Your task is to reproduce the material exactly.
____ Record list
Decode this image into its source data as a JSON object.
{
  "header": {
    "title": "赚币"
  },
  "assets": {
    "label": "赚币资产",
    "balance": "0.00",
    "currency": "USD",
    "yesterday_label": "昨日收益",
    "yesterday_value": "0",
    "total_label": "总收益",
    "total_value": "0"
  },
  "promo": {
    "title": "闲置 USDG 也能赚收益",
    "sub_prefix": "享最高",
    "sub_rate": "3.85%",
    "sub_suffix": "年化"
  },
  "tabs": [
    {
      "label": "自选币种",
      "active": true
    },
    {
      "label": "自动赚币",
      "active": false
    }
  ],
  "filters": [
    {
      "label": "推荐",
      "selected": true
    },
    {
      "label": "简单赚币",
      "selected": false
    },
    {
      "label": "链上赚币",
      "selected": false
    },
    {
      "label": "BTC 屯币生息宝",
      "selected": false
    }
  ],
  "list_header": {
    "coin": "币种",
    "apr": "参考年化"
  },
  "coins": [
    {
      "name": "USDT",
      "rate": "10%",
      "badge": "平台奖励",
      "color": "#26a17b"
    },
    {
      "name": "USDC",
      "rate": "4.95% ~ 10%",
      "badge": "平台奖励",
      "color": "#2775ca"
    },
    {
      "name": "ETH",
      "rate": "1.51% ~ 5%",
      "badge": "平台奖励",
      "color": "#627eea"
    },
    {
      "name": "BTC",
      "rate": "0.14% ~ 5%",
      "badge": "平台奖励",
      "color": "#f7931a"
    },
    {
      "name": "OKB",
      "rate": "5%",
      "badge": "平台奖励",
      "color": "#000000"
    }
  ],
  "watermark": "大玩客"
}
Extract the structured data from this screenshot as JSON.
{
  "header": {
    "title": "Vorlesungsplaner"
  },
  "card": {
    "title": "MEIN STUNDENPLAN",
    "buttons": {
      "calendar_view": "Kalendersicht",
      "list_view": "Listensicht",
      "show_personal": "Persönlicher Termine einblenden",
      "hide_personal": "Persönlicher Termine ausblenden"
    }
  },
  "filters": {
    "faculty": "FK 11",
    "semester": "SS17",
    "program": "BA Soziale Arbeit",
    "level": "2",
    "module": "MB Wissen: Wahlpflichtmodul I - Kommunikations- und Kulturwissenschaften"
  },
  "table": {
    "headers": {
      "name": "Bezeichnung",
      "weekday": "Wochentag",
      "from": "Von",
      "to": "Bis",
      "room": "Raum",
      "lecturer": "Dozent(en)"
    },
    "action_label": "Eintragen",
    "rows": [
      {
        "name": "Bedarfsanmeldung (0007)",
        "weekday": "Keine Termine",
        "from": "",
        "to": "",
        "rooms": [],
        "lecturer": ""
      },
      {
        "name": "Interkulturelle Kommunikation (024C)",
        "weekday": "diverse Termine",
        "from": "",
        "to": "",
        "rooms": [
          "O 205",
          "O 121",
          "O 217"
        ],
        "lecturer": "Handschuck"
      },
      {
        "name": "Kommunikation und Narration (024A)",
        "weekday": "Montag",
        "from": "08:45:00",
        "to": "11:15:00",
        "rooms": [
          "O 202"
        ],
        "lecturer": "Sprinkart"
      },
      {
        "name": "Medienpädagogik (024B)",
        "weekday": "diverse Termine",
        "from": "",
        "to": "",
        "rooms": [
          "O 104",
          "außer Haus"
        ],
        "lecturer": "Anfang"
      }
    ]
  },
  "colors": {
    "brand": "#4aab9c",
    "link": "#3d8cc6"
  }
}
________
Answer to this exercise:
Decode this image into its source data as a JSON object.
{
  "header": {
    "title": "赚币"
  },
  "assets": {
    "label": "赚币资产",
    "balance": "0.00",
    "currency": "USD",
    "yesterday_label": "昨日收益",
    "yesterday_value": "0",
    "total_label": "总收益",
    "total_value": "0"
  },
  "promo": {
    "title": "闲置 USDG 也能赚收益",
    "sub_prefix": "享最高",
    "sub_rate": "3.85%",
    "sub_suffix": "年化"
  },
  "tabs": [
    {
      "label": "自选币种",
      "active": true
    },
    {
      "label": "自动赚币",
      "active": false
    }
  ],
  "filters": [
    {
      "label": "推荐",
      "selected": true
    },
    {
      "label": "简单赚币",
      "selected": false
    },
    {
      "label": "链上赚币",
      "selected": false
    },
    {
      "label": "BTC 屯币生息宝",
      "selected": false
    }
  ],
  "list_header": {
    "coin": "币种",
    "apr": "参考年化"
  },
  "coins": [
    {
      "name": "USDT",
      "rate": "10%",
      "badge": "平台奖励",
      "color": "#26a17b"
    },
    {
      "name": "USDC",
      "rate": "4.95% ~ 10%",
      "badge": "平台奖励",
      "color": "#2775ca"
    },
    {
      "name": "ETH",
      "rate": "1.51% ~ 5%",
      "badge": "平台奖励",
      "color": "#627eea"
    },
    {
      "name": "BTC",
      "rate": "0.14% ~ 5%",
      "badge": "平台奖励",
      "color": "#f7931a"
    },
    {
      "name": "OKB",
      "rate": "5%",
      "badge": "平台奖励",
      "color": "#000000"
    }
  ],
  "watermark": "大玩客"
}
Extract the structured data from this screenshot as JSON.
{
  "header": {
    "title": "Vorlesungsplaner"
  },
  "card": {
    "title": "MEIN STUNDENPLAN",
    "buttons": {
      "calendar_view": "Kalendersicht",
      "list_view": "Listensicht",
      "show_personal": "Persönlicher Termine einblenden",
      "hide_personal": "Persönlicher Termine ausblenden"
    }
  },
  "filters": {
    "faculty": "FK 11",
    "semester": "SS17",
    "program": "BA Soziale Arbeit",
    "level": "2",
    "module": "MB Wissen: Wahlpflichtmodul I - Kommunikations- und Kulturwissenschaften"
  },
  "table": {
    "headers": {
      "name": "Bezeichnung",
      "weekday": "Wochentag",
      "from": "Von",
      "to": "Bis",
      "room": "Raum",
      "lecturer": "Dozent(en)"
    },
    "action_label": "Eintragen",
    "rows": [
      {
        "name": "Bedarfsanmeldung (0007)",
        "weekday": "Keine Termine",
        "from": "",
        "to": "",
        "rooms": [],
        "lecturer": ""
      },
      {
        "name": "Interkulturelle Kommunikation (024C)",
        "weekday": "diverse Termine",
        "from": "",
        "to": "",
        "rooms": [
          "O 205",
          "O 121",
          "O 217"
        ],
        "lecturer": "Handschuck"
      },
      {
        "name": "Kommunikation und Narration (024A)",
        "weekday": "Montag",
        "from": "08:45:00",
        "to": "11:15:00",
        "rooms": [
          "O 202"
        ],
        "lecturer": "Sprinkart"
      },
      {
        "name": "Medienpädagogik (024B)",
        "weekday": "diverse Termine",
        "from": "",
        "to": "",
        "rooms": [
          "O 104",
          "außer Haus"
        ],
        "lecturer": "Anfang"
      }
    ]
  },
  "colors": {
    "brand": "#4aab9c",
    "link": "#3d8cc6"
  }
}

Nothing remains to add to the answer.